__Directions__.
Reproduce each line exactly.

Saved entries

-- Begin --

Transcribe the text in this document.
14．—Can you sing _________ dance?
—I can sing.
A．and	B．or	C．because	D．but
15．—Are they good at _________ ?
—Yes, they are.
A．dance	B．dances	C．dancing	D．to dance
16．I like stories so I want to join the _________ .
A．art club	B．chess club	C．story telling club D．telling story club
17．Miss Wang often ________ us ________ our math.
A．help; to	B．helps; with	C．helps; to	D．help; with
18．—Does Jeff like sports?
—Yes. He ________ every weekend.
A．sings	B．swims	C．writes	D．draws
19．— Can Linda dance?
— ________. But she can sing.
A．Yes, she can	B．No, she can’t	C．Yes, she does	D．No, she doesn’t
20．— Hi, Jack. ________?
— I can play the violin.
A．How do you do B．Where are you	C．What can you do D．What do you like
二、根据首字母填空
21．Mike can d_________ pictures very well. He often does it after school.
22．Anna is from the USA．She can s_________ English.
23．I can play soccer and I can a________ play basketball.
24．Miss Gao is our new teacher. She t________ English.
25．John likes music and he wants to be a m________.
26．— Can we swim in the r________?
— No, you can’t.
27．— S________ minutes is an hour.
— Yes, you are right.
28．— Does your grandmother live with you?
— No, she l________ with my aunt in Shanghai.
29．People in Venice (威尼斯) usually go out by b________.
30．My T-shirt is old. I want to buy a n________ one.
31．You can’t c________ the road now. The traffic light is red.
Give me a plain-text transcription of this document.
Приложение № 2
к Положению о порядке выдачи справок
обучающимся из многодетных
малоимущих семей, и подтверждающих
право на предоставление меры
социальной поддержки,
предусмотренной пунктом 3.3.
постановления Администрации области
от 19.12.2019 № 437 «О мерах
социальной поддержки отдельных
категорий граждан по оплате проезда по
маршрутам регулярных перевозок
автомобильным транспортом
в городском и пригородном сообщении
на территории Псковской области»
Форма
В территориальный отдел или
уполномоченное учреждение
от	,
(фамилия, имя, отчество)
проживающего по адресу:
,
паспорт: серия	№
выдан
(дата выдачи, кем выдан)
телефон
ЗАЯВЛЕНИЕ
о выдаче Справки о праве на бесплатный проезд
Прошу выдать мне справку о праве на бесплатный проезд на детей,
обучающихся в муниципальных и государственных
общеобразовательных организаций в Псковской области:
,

-- End --

__Response to this exercise__.
Transcribe the text in this document.
14．—Can you sing _________ dance?
—I can sing.
A．and	B．or	C．because	D．but
15．—Are they good at _________ ?
—Yes, they are.
A．dance	B．dances	C．dancing	D．to dance
16．I like stories so I want to join the _________ .
A．art club	B．chess club	C．story telling club D．telling story club
17．Miss Wang often ________ us ________ our math.
A．help; to	B．helps; with	C．helps; to	D．help; with
18．—Does Jeff like sports?
—Yes. He ________ every weekend.
A．sings	B．swims	C．writes	D．draws
19．— Can Linda dance?
— ________. But she can sing.
A．Yes, she can	B．No, she can’t	C．Yes, she does	D．No, she doesn’t
20．— Hi, Jack. ________?
— I can play the violin.
A．How do you do B．Where are you	C．What can you do D．What do you like
二、根据首字母填空
21．Mike can d_________ pictures very well. He often does it after school.
22．Anna is from the USA．She can s_________ English.
23．I can play soccer and I can a________ play basketball.
24．Miss Gao is our new teacher. She t________ English.
25．John likes music and he wants to be a m________.
26．— Can we swim in the r________?
— No, you can’t.
27．— S________ minutes is an hour.
— Yes, you are right.
28．— Does your grandmother live with you?
— No, she l________ with my aunt in Shanghai.
29．People in Venice (威尼斯) usually go out by b________.
30．My T-shirt is old. I want to buy a n________ one.
31．You can’t c________ the road now. The traffic light is red.
Give me a plain-text transcription of this document.
Приложение № 2
к Положению о порядке выдачи справок
обучающимся из многодетных
малоимущих семей, и подтверждающих
право на предоставление меры
социальной поддержки,
предусмотренной пунктом 3.3.
постановления Администрации области
от 19.12.2019 № 437 «О мерах
социальной поддержки отдельных
категорий граждан по оплате проезда по
маршрутам регулярных перевозок
автомобильным транспортом
в городском и пригородном сообщении
на территории Псковской области»
Форма
В территориальный отдел или
уполномоченное учреждение
от	,
(фамилия, имя, отчество)
проживающего по адресу:
,
паспорт: серия	№
выдан
(дата выдачи, кем выдан)
телефон
ЗАЯВЛЕНИЕ
о выдаче Справки о праве на бесплатный проезд
Прошу выдать мне справку о праве на бесплатный проезд на детей,
обучающихся в муниципальных и государственных
общеобразовательных организаций в Псковской области:
,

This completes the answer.